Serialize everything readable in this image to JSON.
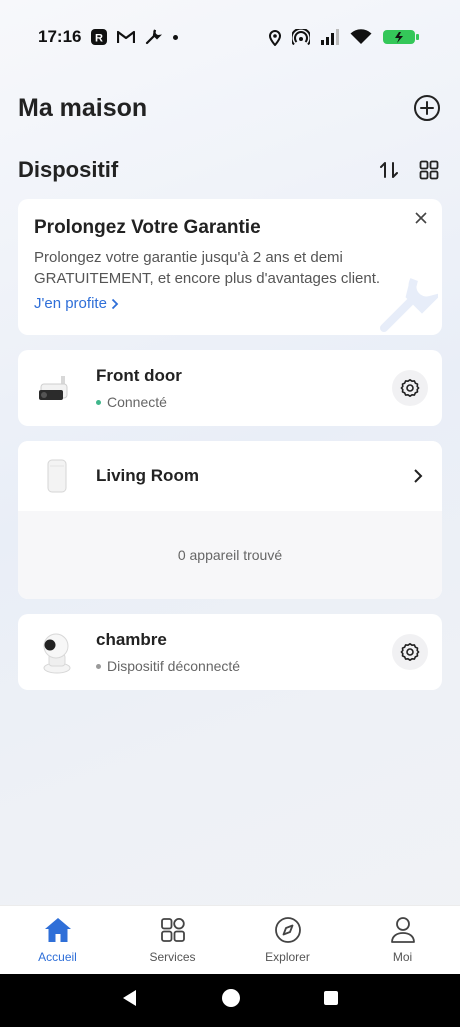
{
  "status_bar": {
    "time": "17:16",
    "left_icons": [
      "r-app-icon",
      "gmail-icon",
      "wrench-icon",
      "dot"
    ],
    "right_icons": [
      "location-icon",
      "hotspot-icon",
      "signal-icon",
      "wifi-icon",
      "battery-icon"
    ],
    "battery_color": "#34c759"
  },
  "header": {
    "title": "Ma maison",
    "add_icon": "add-circle-icon"
  },
  "devices_section": {
    "title": "Dispositif",
    "sort_icon": "sort-icon",
    "grid_icon": "grid-view-icon"
  },
  "promo": {
    "title": "Prolongez Votre Garantie",
    "text": "Prolongez votre garantie jusqu'à 2 ans et demi GRATUITEMENT,  et encore plus d'avantages client.",
    "link": "J'en profite"
  },
  "devices": [
    {
      "name": "Front door",
      "status": "Connecté",
      "status_color": "#3fb68b",
      "icon": "outdoor-camera-icon"
    },
    {
      "name": "chambre",
      "status": "Dispositif déconnecté",
      "status_color": "#9a9a9a",
      "icon": "indoor-camera-icon"
    }
  ],
  "room": {
    "name": "Living Room",
    "empty_text": "0 appareil trouvé",
    "icon": "hub-icon"
  },
  "tabs": [
    {
      "label": "Accueil",
      "icon": "home-icon",
      "active": true
    },
    {
      "label": "Services",
      "icon": "services-icon",
      "active": false
    },
    {
      "label": "Explorer",
      "icon": "compass-icon",
      "active": false
    },
    {
      "label": "Moi",
      "icon": "user-icon",
      "active": false
    }
  ],
  "colors": {
    "accent": "#2f6fd8"
  }
}
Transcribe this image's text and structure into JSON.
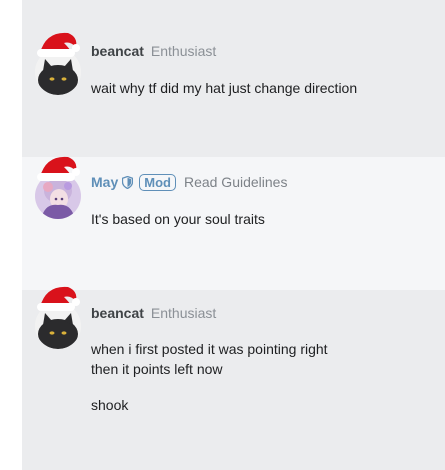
{
  "posts": [
    {
      "username": "beancat",
      "user_title": "Enthusiast",
      "body": "wait why tf did my hat just change direction"
    },
    {
      "username": "May",
      "badge": "Mod",
      "link": "Read Guidelines",
      "body": "It's based on your soul traits"
    },
    {
      "username": "beancat",
      "user_title": "Enthusiast",
      "body_line1": "when i first posted it was pointing right",
      "body_line2": "then it points left now",
      "body_line3": "shook"
    }
  ],
  "colors": {
    "post_bg_grey": "#ebecee",
    "post_bg_light": "#f5f6f8",
    "mod_accent": "#5f8fb8",
    "hat_red": "#d9121b"
  },
  "icons": {
    "hat": "santa-hat-icon",
    "shield": "moderator-shield-icon"
  }
}
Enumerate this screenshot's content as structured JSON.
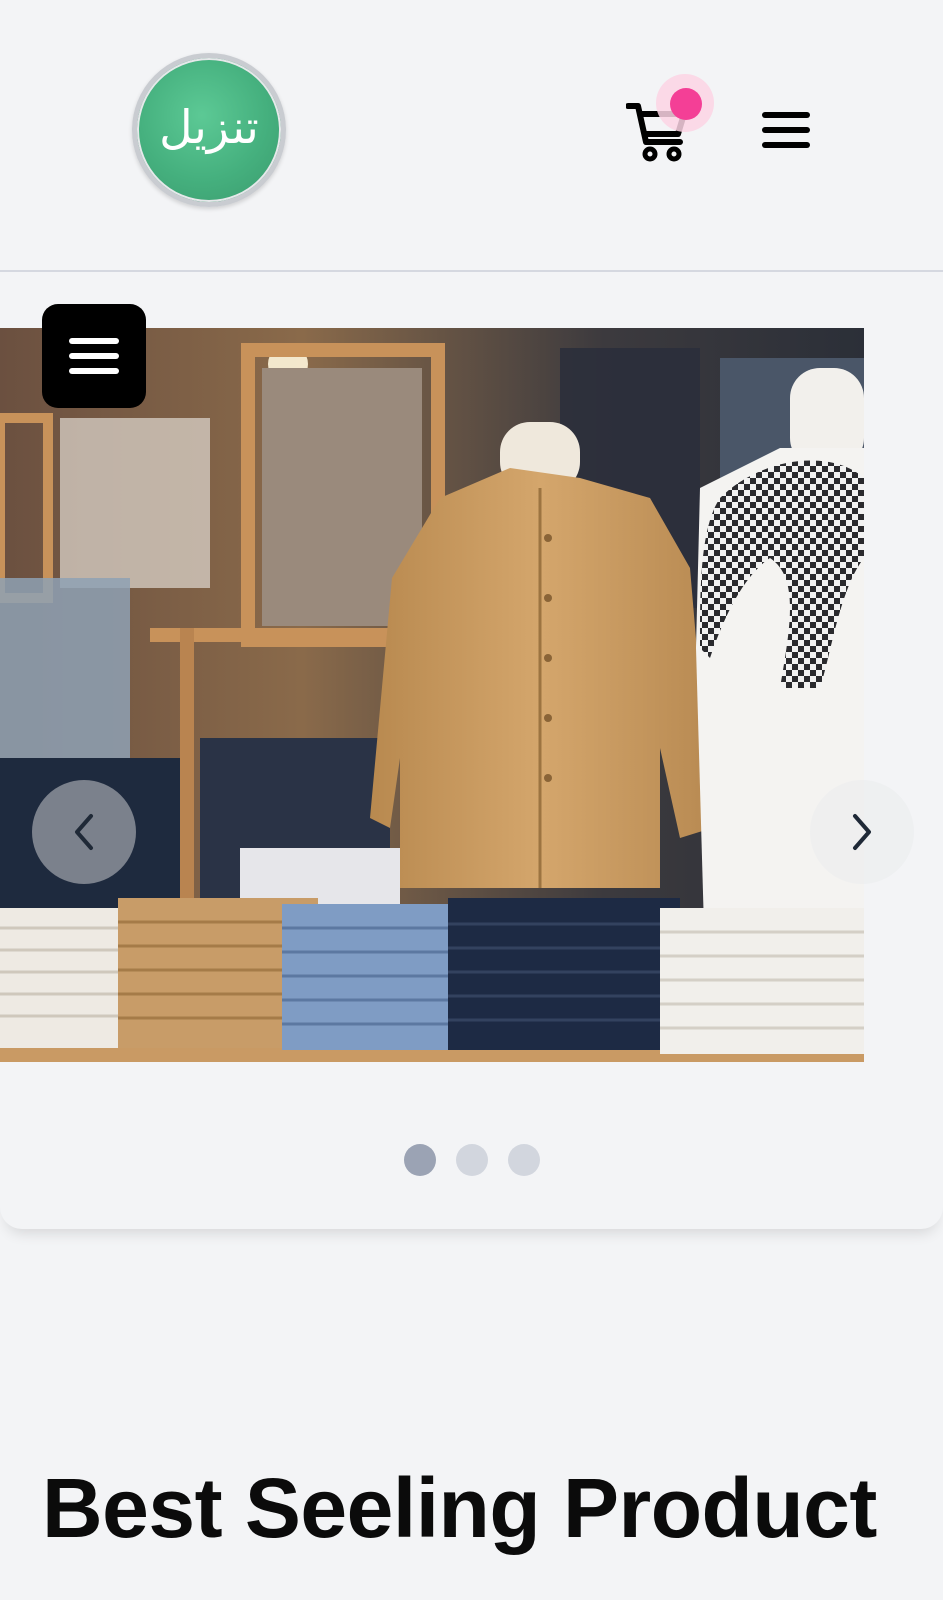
{
  "header": {
    "logo_text": "تنزيل",
    "cart_icon": "shopping-cart-icon",
    "menu_icon": "hamburger-menu-icon",
    "badge_color": "#f43f96"
  },
  "carousel": {
    "slide_image": "clothing-store-mannequin-photo",
    "side_menu_icon": "hamburger-menu-icon",
    "prev_icon": "chevron-left-icon",
    "next_icon": "chevron-right-icon",
    "slide_count": 3,
    "active_index": 0
  },
  "section": {
    "title": "Best Seeling Product"
  },
  "colors": {
    "background": "#f3f4f6",
    "logo_green": "#45b07e",
    "dot_active": "#9ba3b4",
    "dot_inactive": "#d2d6de"
  }
}
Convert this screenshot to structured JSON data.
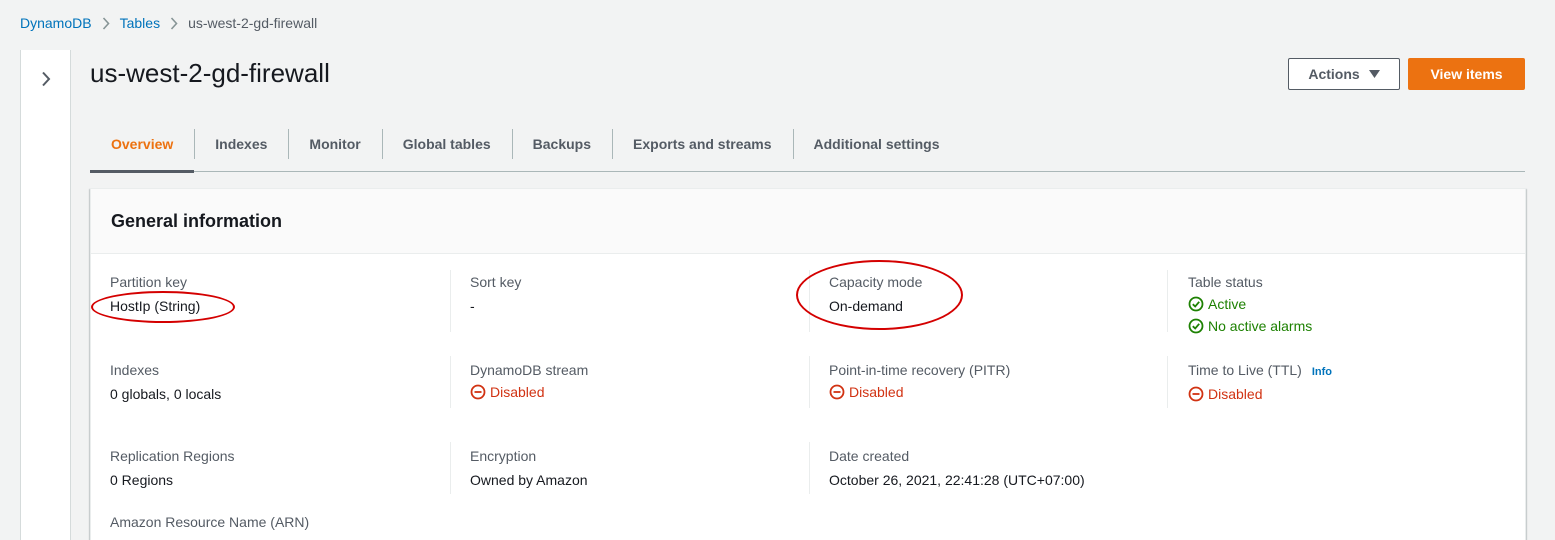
{
  "breadcrumb": {
    "items": [
      "DynamoDB",
      "Tables"
    ],
    "current": "us-west-2-gd-firewall"
  },
  "header": {
    "title": "us-west-2-gd-firewall",
    "actions_label": "Actions",
    "view_items_label": "View items"
  },
  "tabs": [
    {
      "label": "Overview",
      "active": true
    },
    {
      "label": "Indexes"
    },
    {
      "label": "Monitor"
    },
    {
      "label": "Global tables"
    },
    {
      "label": "Backups"
    },
    {
      "label": "Exports and streams"
    },
    {
      "label": "Additional settings"
    }
  ],
  "general": {
    "title": "General information",
    "partition_key": {
      "label": "Partition key",
      "value": "HostIp (String)"
    },
    "sort_key": {
      "label": "Sort key",
      "value": "-"
    },
    "capacity_mode": {
      "label": "Capacity mode",
      "value": "On-demand"
    },
    "table_status": {
      "label": "Table status",
      "status": "Active",
      "alarms": "No active alarms"
    },
    "indexes": {
      "label": "Indexes",
      "value": "0 globals, 0 locals"
    },
    "stream": {
      "label": "DynamoDB stream",
      "value": "Disabled"
    },
    "pitr": {
      "label": "Point-in-time recovery (PITR)",
      "value": "Disabled"
    },
    "ttl": {
      "label": "Time to Live (TTL)",
      "info": "Info",
      "value": "Disabled"
    },
    "replication": {
      "label": "Replication Regions",
      "value": "0 Regions"
    },
    "encryption": {
      "label": "Encryption",
      "value": "Owned by Amazon"
    },
    "date_created": {
      "label": "Date created",
      "value": "October 26, 2021, 22:41:28 (UTC+07:00)"
    },
    "arn": {
      "label": "Amazon Resource Name (ARN)"
    }
  },
  "colors": {
    "accent": "#ec7211",
    "link": "#0073bb",
    "success": "#1d8102",
    "error": "#d13212",
    "annotation": "#d40000"
  }
}
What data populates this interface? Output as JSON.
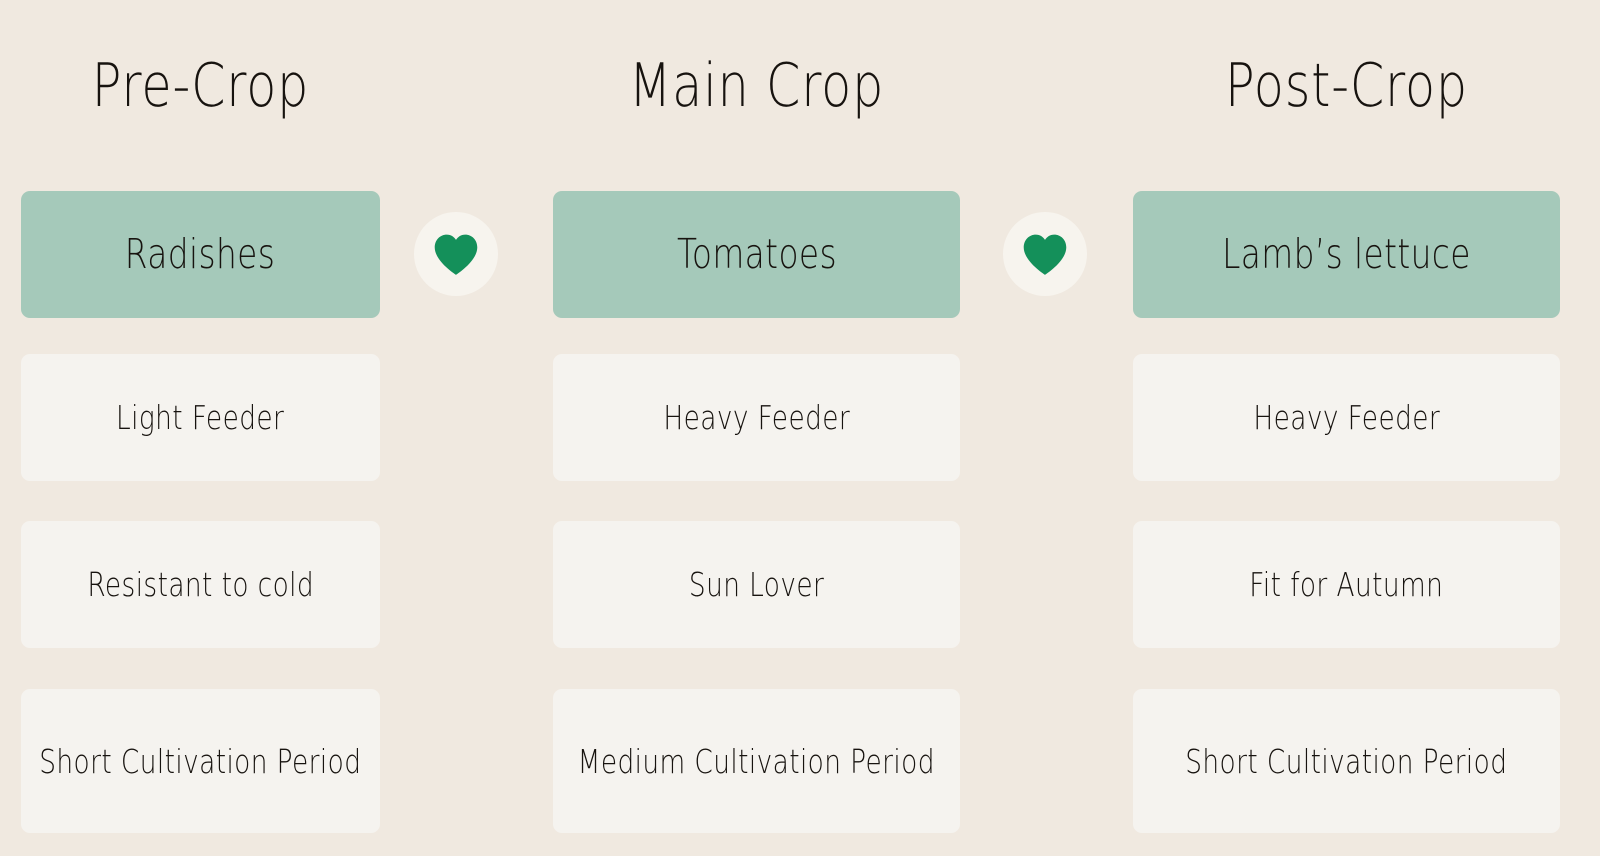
{
  "theme": {
    "background": "#F0E9E0",
    "highlight_card": "#A5C9BA",
    "plain_card": "#F5F3EF",
    "badge_circle": "#F7F4EE",
    "heart_green": "#14905A",
    "text": "#17130F"
  },
  "columns": [
    {
      "header": "Pre-Crop",
      "crop": "Radishes",
      "attributes": [
        "Light Feeder",
        "Resistant to cold",
        "Short Cultivation Period"
      ]
    },
    {
      "header": "Main Crop",
      "crop": "Tomatoes",
      "attributes": [
        "Heavy Feeder",
        "Sun Lover",
        "Medium Cultivation Period"
      ]
    },
    {
      "header": "Post-Crop",
      "crop": "Lamb’s lettuce",
      "attributes": [
        "Heavy Feeder",
        "Fit for Autumn",
        "Short Cultivation Period"
      ]
    }
  ],
  "connectors": [
    {
      "icon": "heart-icon",
      "color": "#14905A"
    },
    {
      "icon": "heart-icon",
      "color": "#14905A"
    }
  ]
}
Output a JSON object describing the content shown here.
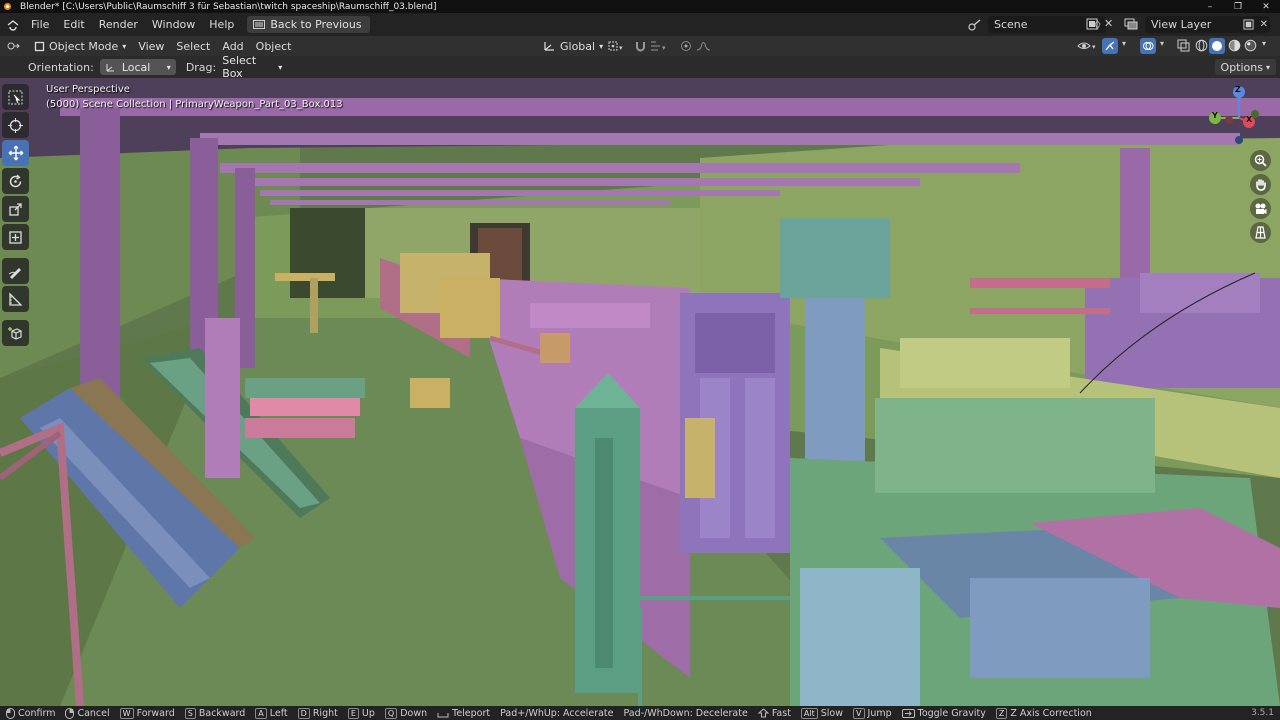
{
  "window": {
    "title": "Blender* [C:\\Users\\Public\\Raumschiff 3 für Sebastian\\twitch spaceship\\Raumschiff_03.blend]",
    "controls": [
      "–",
      "❐",
      "✕"
    ]
  },
  "menu": {
    "items": [
      "File",
      "Edit",
      "Render",
      "Window",
      "Help"
    ],
    "back_button": "Back to Previous",
    "scene": "Scene",
    "view_layer": "View Layer"
  },
  "header": {
    "mode": "Object Mode",
    "menus": [
      "View",
      "Select",
      "Add",
      "Object"
    ],
    "transform_orientation": "Global"
  },
  "toolsettings": {
    "orientation_label": "Orientation:",
    "orientation_value": "Local",
    "drag_label": "Drag:",
    "drag_value": "Select Box",
    "options": "Options"
  },
  "viewport": {
    "perspective": "User Perspective",
    "collection_info": "(5000) Scene Collection | PrimaryWeapon_Part_03_Box.013",
    "gizmo_axes": [
      "Z",
      "Y",
      "X"
    ]
  },
  "status": {
    "hints": [
      {
        "key": "",
        "label": "Confirm"
      },
      {
        "key": "",
        "label": "Cancel"
      },
      {
        "key": "W",
        "label": "Forward"
      },
      {
        "key": "S",
        "label": "Backward"
      },
      {
        "key": "A",
        "label": "Left"
      },
      {
        "key": "D",
        "label": "Right"
      },
      {
        "key": "E",
        "label": "Up"
      },
      {
        "key": "Q",
        "label": "Down"
      },
      {
        "key": "",
        "label": "Teleport"
      },
      {
        "key": "",
        "label": "Pad+/WhUp: Accelerate"
      },
      {
        "key": "",
        "label": "Pad-/WhDown: Decelerate"
      },
      {
        "key": "",
        "label": "Fast"
      },
      {
        "key": "Alt",
        "label": "Slow"
      },
      {
        "key": "V",
        "label": "Jump"
      },
      {
        "key": "",
        "label": "Toggle Gravity"
      },
      {
        "key": "Z",
        "label": "Z Axis Correction"
      }
    ],
    "version": "3.5.1"
  },
  "colors": {
    "accent": "#4772b3",
    "green_wall": "#8fa668",
    "purple_frame": "#9a6aa8",
    "pink_rail": "#b06f86",
    "blue_machine": "#7f9bc0",
    "teal_part": "#5c9e84"
  }
}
* * * * * * * * *
## Work required
Pull out each line of the entries that contains "chevron".

## Response
    "prev_icon": "chevron-left-icon",
    "next_icon": "chevron-right-icon",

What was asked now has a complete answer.